Material for this task -
..............................

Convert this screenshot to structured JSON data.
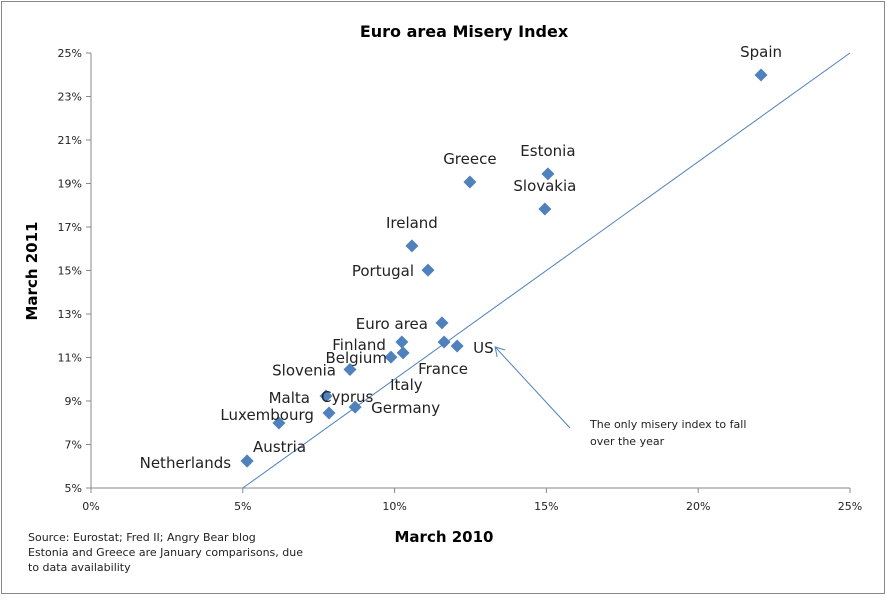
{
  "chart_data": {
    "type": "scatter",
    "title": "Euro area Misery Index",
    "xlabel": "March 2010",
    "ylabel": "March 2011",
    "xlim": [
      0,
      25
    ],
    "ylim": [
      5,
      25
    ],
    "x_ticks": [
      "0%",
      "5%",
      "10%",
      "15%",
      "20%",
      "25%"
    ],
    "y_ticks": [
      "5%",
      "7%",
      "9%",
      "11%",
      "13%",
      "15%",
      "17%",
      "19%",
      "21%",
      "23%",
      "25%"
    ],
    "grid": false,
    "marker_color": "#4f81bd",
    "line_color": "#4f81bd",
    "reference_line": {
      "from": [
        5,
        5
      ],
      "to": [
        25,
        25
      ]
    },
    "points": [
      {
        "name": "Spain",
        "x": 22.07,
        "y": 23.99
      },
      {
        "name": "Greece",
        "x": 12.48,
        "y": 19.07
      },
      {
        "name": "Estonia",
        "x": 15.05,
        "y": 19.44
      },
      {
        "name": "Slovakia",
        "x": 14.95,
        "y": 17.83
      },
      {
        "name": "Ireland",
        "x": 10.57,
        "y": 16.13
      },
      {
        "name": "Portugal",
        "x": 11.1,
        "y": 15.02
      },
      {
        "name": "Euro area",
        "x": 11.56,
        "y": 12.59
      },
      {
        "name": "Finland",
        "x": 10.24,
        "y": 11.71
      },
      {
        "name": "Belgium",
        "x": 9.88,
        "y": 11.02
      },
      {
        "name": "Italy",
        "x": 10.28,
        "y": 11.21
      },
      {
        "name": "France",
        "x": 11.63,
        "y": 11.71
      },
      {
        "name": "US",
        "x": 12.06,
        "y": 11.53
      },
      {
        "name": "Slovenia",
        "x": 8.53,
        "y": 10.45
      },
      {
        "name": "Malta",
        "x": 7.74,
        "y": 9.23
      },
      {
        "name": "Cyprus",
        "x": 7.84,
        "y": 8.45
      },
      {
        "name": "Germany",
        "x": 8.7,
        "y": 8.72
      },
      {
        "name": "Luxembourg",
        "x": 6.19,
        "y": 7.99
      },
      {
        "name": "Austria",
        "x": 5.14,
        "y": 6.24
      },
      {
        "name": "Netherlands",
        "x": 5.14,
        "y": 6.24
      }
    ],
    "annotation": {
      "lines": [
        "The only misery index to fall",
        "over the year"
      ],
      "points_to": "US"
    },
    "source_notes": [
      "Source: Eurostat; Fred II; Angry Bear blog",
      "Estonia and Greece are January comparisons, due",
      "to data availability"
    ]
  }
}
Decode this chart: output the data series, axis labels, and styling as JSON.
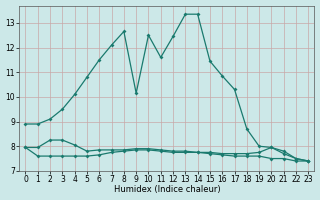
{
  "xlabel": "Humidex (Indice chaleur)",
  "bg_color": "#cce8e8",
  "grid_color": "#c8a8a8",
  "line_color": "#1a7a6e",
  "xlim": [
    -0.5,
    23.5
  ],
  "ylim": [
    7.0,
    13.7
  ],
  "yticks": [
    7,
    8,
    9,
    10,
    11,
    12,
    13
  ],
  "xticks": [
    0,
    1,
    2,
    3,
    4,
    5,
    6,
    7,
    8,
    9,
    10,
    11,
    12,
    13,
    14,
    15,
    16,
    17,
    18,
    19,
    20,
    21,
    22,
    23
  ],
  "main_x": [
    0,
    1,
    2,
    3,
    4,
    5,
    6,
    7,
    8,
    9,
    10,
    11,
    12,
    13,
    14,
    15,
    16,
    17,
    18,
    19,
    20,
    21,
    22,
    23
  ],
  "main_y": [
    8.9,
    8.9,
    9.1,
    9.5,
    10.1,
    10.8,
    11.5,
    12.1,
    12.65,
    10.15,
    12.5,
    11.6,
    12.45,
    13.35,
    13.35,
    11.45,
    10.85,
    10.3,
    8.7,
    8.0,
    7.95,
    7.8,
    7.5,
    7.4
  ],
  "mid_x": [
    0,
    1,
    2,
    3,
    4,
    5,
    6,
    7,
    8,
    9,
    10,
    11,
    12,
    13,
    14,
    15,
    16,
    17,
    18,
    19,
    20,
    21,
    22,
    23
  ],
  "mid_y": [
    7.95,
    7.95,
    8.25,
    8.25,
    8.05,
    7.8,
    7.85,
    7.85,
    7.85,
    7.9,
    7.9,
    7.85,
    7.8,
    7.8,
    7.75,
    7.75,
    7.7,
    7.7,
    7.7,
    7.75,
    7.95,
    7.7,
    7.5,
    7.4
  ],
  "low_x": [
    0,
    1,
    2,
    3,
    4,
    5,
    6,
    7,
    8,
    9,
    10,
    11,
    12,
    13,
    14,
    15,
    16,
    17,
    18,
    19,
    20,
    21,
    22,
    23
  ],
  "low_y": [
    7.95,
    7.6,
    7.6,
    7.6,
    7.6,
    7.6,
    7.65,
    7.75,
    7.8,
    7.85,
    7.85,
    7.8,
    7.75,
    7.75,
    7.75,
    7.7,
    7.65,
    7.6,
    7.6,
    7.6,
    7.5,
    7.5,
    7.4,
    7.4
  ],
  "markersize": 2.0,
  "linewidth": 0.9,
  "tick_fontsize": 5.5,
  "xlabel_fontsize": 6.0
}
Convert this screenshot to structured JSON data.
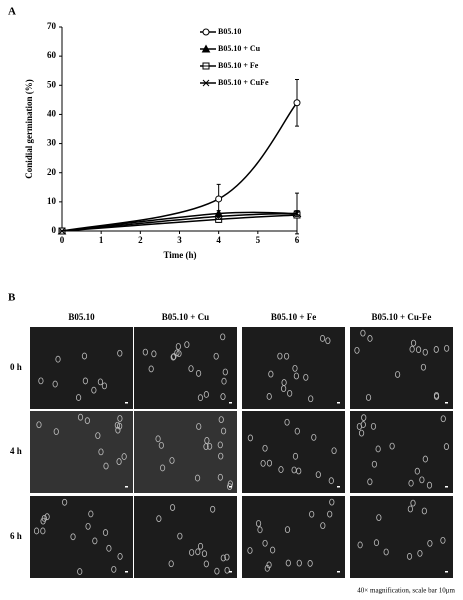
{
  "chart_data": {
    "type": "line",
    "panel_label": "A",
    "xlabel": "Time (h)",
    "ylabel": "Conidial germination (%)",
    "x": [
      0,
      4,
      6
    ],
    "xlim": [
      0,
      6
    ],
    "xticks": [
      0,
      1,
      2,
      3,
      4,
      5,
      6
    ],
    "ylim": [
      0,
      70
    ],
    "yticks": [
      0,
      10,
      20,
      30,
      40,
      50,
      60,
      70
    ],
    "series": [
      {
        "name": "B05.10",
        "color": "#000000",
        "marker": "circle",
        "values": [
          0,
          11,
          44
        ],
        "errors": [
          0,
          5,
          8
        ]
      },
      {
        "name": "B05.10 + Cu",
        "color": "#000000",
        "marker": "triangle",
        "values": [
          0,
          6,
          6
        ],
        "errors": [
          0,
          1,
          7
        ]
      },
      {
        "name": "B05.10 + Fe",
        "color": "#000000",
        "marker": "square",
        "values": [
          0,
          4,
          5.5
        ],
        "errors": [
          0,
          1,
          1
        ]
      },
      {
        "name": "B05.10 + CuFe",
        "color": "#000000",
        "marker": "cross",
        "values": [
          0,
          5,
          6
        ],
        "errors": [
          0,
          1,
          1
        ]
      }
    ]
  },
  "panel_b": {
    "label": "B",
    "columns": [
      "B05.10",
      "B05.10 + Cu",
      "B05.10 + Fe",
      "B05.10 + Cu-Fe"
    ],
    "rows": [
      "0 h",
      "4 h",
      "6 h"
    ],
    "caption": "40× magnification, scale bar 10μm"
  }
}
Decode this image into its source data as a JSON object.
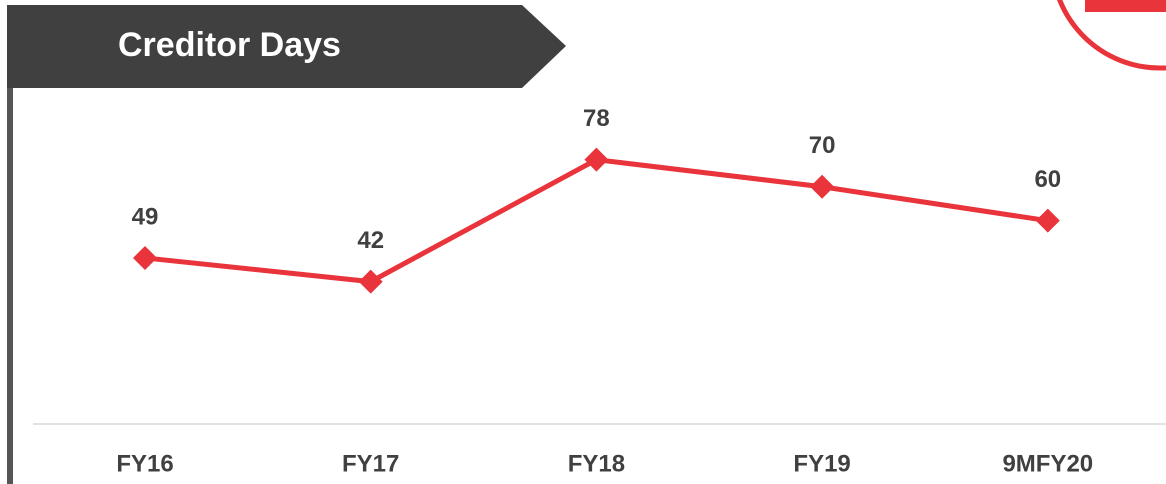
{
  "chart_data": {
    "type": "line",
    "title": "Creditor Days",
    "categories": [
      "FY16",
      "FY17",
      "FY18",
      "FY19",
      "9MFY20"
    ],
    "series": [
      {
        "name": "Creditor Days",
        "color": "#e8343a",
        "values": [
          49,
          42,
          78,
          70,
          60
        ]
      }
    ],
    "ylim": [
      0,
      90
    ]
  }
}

..............................

What to do - Images should not appear in the copy; retype the listing above exactly.

Task answer -
Convert this screenshot to structured JSON data.
{
  "chart_data": {
    "type": "scatter",
    "title": "Euro area Misery Index",
    "xlabel": "March 2010",
    "ylabel": "March 2011",
    "xlim": [
      0,
      25
    ],
    "ylim": [
      5,
      25
    ],
    "x_ticks": [
      "0%",
      "5%",
      "10%",
      "15%",
      "20%",
      "25%"
    ],
    "y_ticks": [
      "5%",
      "7%",
      "9%",
      "11%",
      "13%",
      "15%",
      "17%",
      "19%",
      "21%",
      "23%",
      "25%"
    ],
    "grid": false,
    "marker_color": "#4f81bd",
    "line_color": "#4f81bd",
    "reference_line": {
      "from": [
        5,
        5
      ],
      "to": [
        25,
        25
      ]
    },
    "points": [
      {
        "name": "Spain",
        "x": 22.07,
        "y": 23.99
      },
      {
        "name": "Greece",
        "x": 12.48,
        "y": 19.07
      },
      {
        "name": "Estonia",
        "x": 15.05,
        "y": 19.44
      },
      {
        "name": "Slovakia",
        "x": 14.95,
        "y": 17.83
      },
      {
        "name": "Ireland",
        "x": 10.57,
        "y": 16.13
      },
      {
        "name": "Portugal",
        "x": 11.1,
        "y": 15.02
      },
      {
        "name": "Euro area",
        "x": 11.56,
        "y": 12.59
      },
      {
        "name": "Finland",
        "x": 10.24,
        "y": 11.71
      },
      {
        "name": "Belgium",
        "x": 9.88,
        "y": 11.02
      },
      {
        "name": "Italy",
        "x": 10.28,
        "y": 11.21
      },
      {
        "name": "France",
        "x": 11.63,
        "y": 11.71
      },
      {
        "name": "US",
        "x": 12.06,
        "y": 11.53
      },
      {
        "name": "Slovenia",
        "x": 8.53,
        "y": 10.45
      },
      {
        "name": "Malta",
        "x": 7.74,
        "y": 9.23
      },
      {
        "name": "Cyprus",
        "x": 7.84,
        "y": 8.45
      },
      {
        "name": "Germany",
        "x": 8.7,
        "y": 8.72
      },
      {
        "name": "Luxembourg",
        "x": 6.19,
        "y": 7.99
      },
      {
        "name": "Austria",
        "x": 5.14,
        "y": 6.24
      },
      {
        "name": "Netherlands",
        "x": 5.14,
        "y": 6.24
      }
    ],
    "annotation": {
      "lines": [
        "The only misery index to fall",
        "over the year"
      ],
      "points_to": "US"
    },
    "source_notes": [
      "Source: Eurostat; Fred II; Angry Bear blog",
      "Estonia and Greece are January comparisons, due",
      "to data availability"
    ]
  }
}
Decode this chart: output the data series, axis labels, and styling as JSON.
{
  "xlabel": "Humidex (Indice chaleur)",
  "bg_color": "#cce8e8",
  "grid_color": "#c8a8a8",
  "line_color": "#1a7a6e",
  "xlim": [
    -0.5,
    23.5
  ],
  "ylim": [
    7.0,
    13.7
  ],
  "yticks": [
    7,
    8,
    9,
    10,
    11,
    12,
    13
  ],
  "xticks": [
    0,
    1,
    2,
    3,
    4,
    5,
    6,
    7,
    8,
    9,
    10,
    11,
    12,
    13,
    14,
    15,
    16,
    17,
    18,
    19,
    20,
    21,
    22,
    23
  ],
  "main_x": [
    0,
    1,
    2,
    3,
    4,
    5,
    6,
    7,
    8,
    9,
    10,
    11,
    12,
    13,
    14,
    15,
    16,
    17,
    18,
    19,
    20,
    21,
    22,
    23
  ],
  "main_y": [
    8.9,
    8.9,
    9.1,
    9.5,
    10.1,
    10.8,
    11.5,
    12.1,
    12.65,
    10.15,
    12.5,
    11.6,
    12.45,
    13.35,
    13.35,
    11.45,
    10.85,
    10.3,
    8.7,
    8.0,
    7.95,
    7.8,
    7.5,
    7.4
  ],
  "mid_x": [
    0,
    1,
    2,
    3,
    4,
    5,
    6,
    7,
    8,
    9,
    10,
    11,
    12,
    13,
    14,
    15,
    16,
    17,
    18,
    19,
    20,
    21,
    22,
    23
  ],
  "mid_y": [
    7.95,
    7.95,
    8.25,
    8.25,
    8.05,
    7.8,
    7.85,
    7.85,
    7.85,
    7.9,
    7.9,
    7.85,
    7.8,
    7.8,
    7.75,
    7.75,
    7.7,
    7.7,
    7.7,
    7.75,
    7.95,
    7.7,
    7.5,
    7.4
  ],
  "low_x": [
    0,
    1,
    2,
    3,
    4,
    5,
    6,
    7,
    8,
    9,
    10,
    11,
    12,
    13,
    14,
    15,
    16,
    17,
    18,
    19,
    20,
    21,
    22,
    23
  ],
  "low_y": [
    7.95,
    7.6,
    7.6,
    7.6,
    7.6,
    7.6,
    7.65,
    7.75,
    7.8,
    7.85,
    7.85,
    7.8,
    7.75,
    7.75,
    7.75,
    7.7,
    7.65,
    7.6,
    7.6,
    7.6,
    7.5,
    7.5,
    7.4,
    7.4
  ],
  "markersize": 2.0,
  "linewidth": 0.9,
  "tick_fontsize": 5.5,
  "xlabel_fontsize": 6.0
}
Convert this screenshot to structured JSON data.
{
  "chart_data": {
    "type": "line",
    "panel_label": "A",
    "xlabel": "Time (h)",
    "ylabel": "Conidial germination (%)",
    "x": [
      0,
      4,
      6
    ],
    "xlim": [
      0,
      6
    ],
    "xticks": [
      0,
      1,
      2,
      3,
      4,
      5,
      6
    ],
    "ylim": [
      0,
      70
    ],
    "yticks": [
      0,
      10,
      20,
      30,
      40,
      50,
      60,
      70
    ],
    "series": [
      {
        "name": "B05.10",
        "color": "#000000",
        "marker": "circle",
        "values": [
          0,
          11,
          44
        ],
        "errors": [
          0,
          5,
          8
        ]
      },
      {
        "name": "B05.10 + Cu",
        "color": "#000000",
        "marker": "triangle",
        "values": [
          0,
          6,
          6
        ],
        "errors": [
          0,
          1,
          7
        ]
      },
      {
        "name": "B05.10 + Fe",
        "color": "#000000",
        "marker": "square",
        "values": [
          0,
          4,
          5.5
        ],
        "errors": [
          0,
          1,
          1
        ]
      },
      {
        "name": "B05.10 + CuFe",
        "color": "#000000",
        "marker": "cross",
        "values": [
          0,
          5,
          6
        ],
        "errors": [
          0,
          1,
          1
        ]
      }
    ]
  },
  "panel_b": {
    "label": "B",
    "columns": [
      "B05.10",
      "B05.10 + Cu",
      "B05.10 + Fe",
      "B05.10 + Cu-Fe"
    ],
    "rows": [
      "0 h",
      "4 h",
      "6 h"
    ],
    "caption": "40× magnification, scale bar 10μm"
  }
}
Decode this image into its source data as a JSON object.
{
  "chart_data": {
    "type": "line",
    "title": "Creditor Days",
    "categories": [
      "FY16",
      "FY17",
      "FY18",
      "FY19",
      "9MFY20"
    ],
    "series": [
      {
        "name": "Creditor Days",
        "color": "#e8343a",
        "values": [
          49,
          42,
          78,
          70,
          60
        ]
      }
    ],
    "ylim": [
      0,
      90
    ]
  }
}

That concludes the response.